Restate the records in their entirety, word for word.

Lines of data
++++++++++
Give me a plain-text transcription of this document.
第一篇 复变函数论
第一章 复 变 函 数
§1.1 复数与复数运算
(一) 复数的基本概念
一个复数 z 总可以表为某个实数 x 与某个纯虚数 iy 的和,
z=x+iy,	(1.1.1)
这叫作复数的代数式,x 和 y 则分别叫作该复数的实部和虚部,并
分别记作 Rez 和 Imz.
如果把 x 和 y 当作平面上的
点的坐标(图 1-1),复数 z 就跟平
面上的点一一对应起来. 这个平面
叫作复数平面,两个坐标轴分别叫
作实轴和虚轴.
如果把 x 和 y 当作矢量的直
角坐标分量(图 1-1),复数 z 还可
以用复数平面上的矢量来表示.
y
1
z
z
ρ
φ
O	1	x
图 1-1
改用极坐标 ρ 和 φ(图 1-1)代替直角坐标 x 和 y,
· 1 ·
++++++++++
=== Final result ===
Give me a plain-text transcription of this document.
第一篇 复变函数论
第一章 复 变 函 数
§1.1 复数与复数运算
(一) 复数的基本概念
一个复数 z 总可以表为某个实数 x 与某个纯虚数 iy 的和,
z=x+iy,	(1.1.1)
这叫作复数的代数式,x 和 y 则分别叫作该复数的实部和虚部,并
分别记作 Rez 和 Imz.
如果把 x 和 y 当作平面上的
点的坐标(图 1-1),复数 z 就跟平
面上的点一一对应起来. 这个平面
叫作复数平面,两个坐标轴分别叫
作实轴和虚轴.
如果把 x 和 y 当作矢量的直
角坐标分量(图 1-1),复数 z 还可
以用复数平面上的矢量来表示.
y
1
z
z
ρ
φ
O	1	x
图 1-1
改用极坐标 ρ 和 φ(图 1-1)代替直角坐标 x 和 y,
· 1 ·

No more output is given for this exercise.